▶ [THE INPUT]
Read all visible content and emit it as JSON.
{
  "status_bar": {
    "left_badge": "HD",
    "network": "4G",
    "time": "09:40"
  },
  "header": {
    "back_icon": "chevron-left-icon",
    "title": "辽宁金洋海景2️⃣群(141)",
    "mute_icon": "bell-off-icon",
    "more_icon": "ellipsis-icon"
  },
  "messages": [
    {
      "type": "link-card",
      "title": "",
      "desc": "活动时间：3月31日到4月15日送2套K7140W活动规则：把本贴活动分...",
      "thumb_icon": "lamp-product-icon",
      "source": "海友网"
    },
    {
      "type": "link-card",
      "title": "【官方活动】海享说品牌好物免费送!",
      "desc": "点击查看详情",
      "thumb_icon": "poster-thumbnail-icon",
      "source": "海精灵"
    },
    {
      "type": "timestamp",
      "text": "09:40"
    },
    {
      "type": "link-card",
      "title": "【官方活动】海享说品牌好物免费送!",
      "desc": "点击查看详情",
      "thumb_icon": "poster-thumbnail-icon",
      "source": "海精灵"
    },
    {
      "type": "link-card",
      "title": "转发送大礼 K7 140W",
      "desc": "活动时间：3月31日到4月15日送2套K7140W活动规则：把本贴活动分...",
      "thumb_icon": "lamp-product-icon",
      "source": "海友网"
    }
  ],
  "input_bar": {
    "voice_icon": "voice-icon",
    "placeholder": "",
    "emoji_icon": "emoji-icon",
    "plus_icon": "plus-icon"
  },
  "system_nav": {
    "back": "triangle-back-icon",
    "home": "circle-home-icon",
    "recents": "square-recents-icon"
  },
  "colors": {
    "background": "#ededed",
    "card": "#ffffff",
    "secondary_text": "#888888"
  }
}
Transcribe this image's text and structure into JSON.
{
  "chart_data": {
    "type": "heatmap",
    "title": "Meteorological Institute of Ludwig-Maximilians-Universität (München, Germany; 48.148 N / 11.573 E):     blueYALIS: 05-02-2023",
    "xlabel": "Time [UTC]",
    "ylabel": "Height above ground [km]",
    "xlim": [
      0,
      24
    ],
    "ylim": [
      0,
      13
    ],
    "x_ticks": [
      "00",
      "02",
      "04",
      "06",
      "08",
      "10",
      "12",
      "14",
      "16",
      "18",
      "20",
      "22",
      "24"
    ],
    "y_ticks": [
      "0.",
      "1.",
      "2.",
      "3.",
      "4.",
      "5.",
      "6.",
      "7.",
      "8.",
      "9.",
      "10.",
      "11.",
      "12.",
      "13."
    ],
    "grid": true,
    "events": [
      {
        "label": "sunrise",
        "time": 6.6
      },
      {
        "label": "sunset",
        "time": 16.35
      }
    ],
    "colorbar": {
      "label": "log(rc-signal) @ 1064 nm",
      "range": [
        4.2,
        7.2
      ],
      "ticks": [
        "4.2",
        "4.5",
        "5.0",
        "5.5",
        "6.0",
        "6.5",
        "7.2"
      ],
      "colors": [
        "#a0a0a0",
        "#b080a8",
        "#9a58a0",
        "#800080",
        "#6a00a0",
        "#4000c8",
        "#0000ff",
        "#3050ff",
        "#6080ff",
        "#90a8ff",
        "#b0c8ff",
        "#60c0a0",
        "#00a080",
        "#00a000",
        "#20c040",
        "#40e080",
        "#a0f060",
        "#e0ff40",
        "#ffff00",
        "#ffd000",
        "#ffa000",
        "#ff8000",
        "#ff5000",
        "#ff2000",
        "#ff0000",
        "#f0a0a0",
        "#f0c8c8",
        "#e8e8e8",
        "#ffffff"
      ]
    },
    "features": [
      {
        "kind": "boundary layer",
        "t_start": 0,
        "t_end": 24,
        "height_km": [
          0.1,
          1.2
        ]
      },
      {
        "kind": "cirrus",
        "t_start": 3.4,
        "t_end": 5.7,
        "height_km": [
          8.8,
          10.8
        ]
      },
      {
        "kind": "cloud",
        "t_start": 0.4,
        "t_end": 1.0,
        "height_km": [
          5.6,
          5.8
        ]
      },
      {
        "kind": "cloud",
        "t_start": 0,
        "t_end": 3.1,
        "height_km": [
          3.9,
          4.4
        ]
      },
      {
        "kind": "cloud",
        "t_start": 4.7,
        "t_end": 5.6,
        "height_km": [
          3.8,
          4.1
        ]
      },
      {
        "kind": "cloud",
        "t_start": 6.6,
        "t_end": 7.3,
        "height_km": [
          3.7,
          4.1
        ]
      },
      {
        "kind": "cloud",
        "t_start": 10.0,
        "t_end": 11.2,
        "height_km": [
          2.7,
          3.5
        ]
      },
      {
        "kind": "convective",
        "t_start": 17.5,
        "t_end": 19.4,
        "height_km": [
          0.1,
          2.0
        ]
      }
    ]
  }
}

▶ [GOAL OF THE EXERCISE] From the listing above, reproduce all the lines exactly.

▶ [COMPLETE RESPONSE]
Read all visible content and emit it as JSON.
{
  "status_bar": {
    "left_badge": "HD",
    "network": "4G",
    "time": "09:40"
  },
  "header": {
    "back_icon": "chevron-left-icon",
    "title": "辽宁金洋海景2️⃣群(141)",
    "mute_icon": "bell-off-icon",
    "more_icon": "ellipsis-icon"
  },
  "messages": [
    {
      "type": "link-card",
      "title": "",
      "desc": "活动时间：3月31日到4月15日送2套K7140W活动规则：把本贴活动分...",
      "thumb_icon": "lamp-product-icon",
      "source": "海友网"
    },
    {
      "type": "link-card",
      "title": "【官方活动】海享说品牌好物免费送!",
      "desc": "点击查看详情",
      "thumb_icon": "poster-thumbnail-icon",
      "source": "海精灵"
    },
    {
      "type": "timestamp",
      "text": "09:40"
    },
    {
      "type": "link-card",
      "title": "【官方活动】海享说品牌好物免费送!",
      "desc": "点击查看详情",
      "thumb_icon": "poster-thumbnail-icon",
      "source": "海精灵"
    },
    {
      "type": "link-card",
      "title": "转发送大礼 K7 140W",
      "desc": "活动时间：3月31日到4月15日送2套K7140W活动规则：把本贴活动分...",
      "thumb_icon": "lamp-product-icon",
      "source": "海友网"
    }
  ],
  "input_bar": {
    "voice_icon": "voice-icon",
    "placeholder": "",
    "emoji_icon": "emoji-icon",
    "plus_icon": "plus-icon"
  },
  "system_nav": {
    "back": "triangle-back-icon",
    "home": "circle-home-icon",
    "recents": "square-recents-icon"
  },
  "colors": {
    "background": "#ededed",
    "card": "#ffffff",
    "secondary_text": "#888888"
  }
}
Transcribe this image's text and structure into JSON.
{
  "chart_data": {
    "type": "heatmap",
    "title": "Meteorological Institute of Ludwig-Maximilians-Universität (München, Germany; 48.148 N / 11.573 E):     blueYALIS: 05-02-2023",
    "xlabel": "Time [UTC]",
    "ylabel": "Height above ground [km]",
    "xlim": [
      0,
      24
    ],
    "ylim": [
      0,
      13
    ],
    "x_ticks": [
      "00",
      "02",
      "04",
      "06",
      "08",
      "10",
      "12",
      "14",
      "16",
      "18",
      "20",
      "22",
      "24"
    ],
    "y_ticks": [
      "0.",
      "1.",
      "2.",
      "3.",
      "4.",
      "5.",
      "6.",
      "7.",
      "8.",
      "9.",
      "10.",
      "11.",
      "12.",
      "13."
    ],
    "grid": true,
    "events": [
      {
        "label": "sunrise",
        "time": 6.6
      },
      {
        "label": "sunset",
        "time": 16.35
      }
    ],
    "colorbar": {
      "label": "log(rc-signal) @ 1064 nm",
      "range": [
        4.2,
        7.2
      ],
      "ticks": [
        "4.2",
        "4.5",
        "5.0",
        "5.5",
        "6.0",
        "6.5",
        "7.2"
      ],
      "colors": [
        "#a0a0a0",
        "#b080a8",
        "#9a58a0",
        "#800080",
        "#6a00a0",
        "#4000c8",
        "#0000ff",
        "#3050ff",
        "#6080ff",
        "#90a8ff",
        "#b0c8ff",
        "#60c0a0",
        "#00a080",
        "#00a000",
        "#20c040",
        "#40e080",
        "#a0f060",
        "#e0ff40",
        "#ffff00",
        "#ffd000",
        "#ffa000",
        "#ff8000",
        "#ff5000",
        "#ff2000",
        "#ff0000",
        "#f0a0a0",
        "#f0c8c8",
        "#e8e8e8",
        "#ffffff"
      ]
    },
    "features": [
      {
        "kind": "boundary layer",
        "t_start": 0,
        "t_end": 24,
        "height_km": [
          0.1,
          1.2
        ]
      },
      {
        "kind": "cirrus",
        "t_start": 3.4,
        "t_end": 5.7,
        "height_km": [
          8.8,
          10.8
        ]
      },
      {
        "kind": "cloud",
        "t_start": 0.4,
        "t_end": 1.0,
        "height_km": [
          5.6,
          5.8
        ]
      },
      {
        "kind": "cloud",
        "t_start": 0,
        "t_end": 3.1,
        "height_km": [
          3.9,
          4.4
        ]
      },
      {
        "kind": "cloud",
        "t_start": 4.7,
        "t_end": 5.6,
        "height_km": [
          3.8,
          4.1
        ]
      },
      {
        "kind": "cloud",
        "t_start": 6.6,
        "t_end": 7.3,
        "height_km": [
          3.7,
          4.1
        ]
      },
      {
        "kind": "cloud",
        "t_start": 10.0,
        "t_end": 11.2,
        "height_km": [
          2.7,
          3.5
        ]
      },
      {
        "kind": "convective",
        "t_start": 17.5,
        "t_end": 19.4,
        "height_km": [
          0.1,
          2.0
        ]
      }
    ]
  }
}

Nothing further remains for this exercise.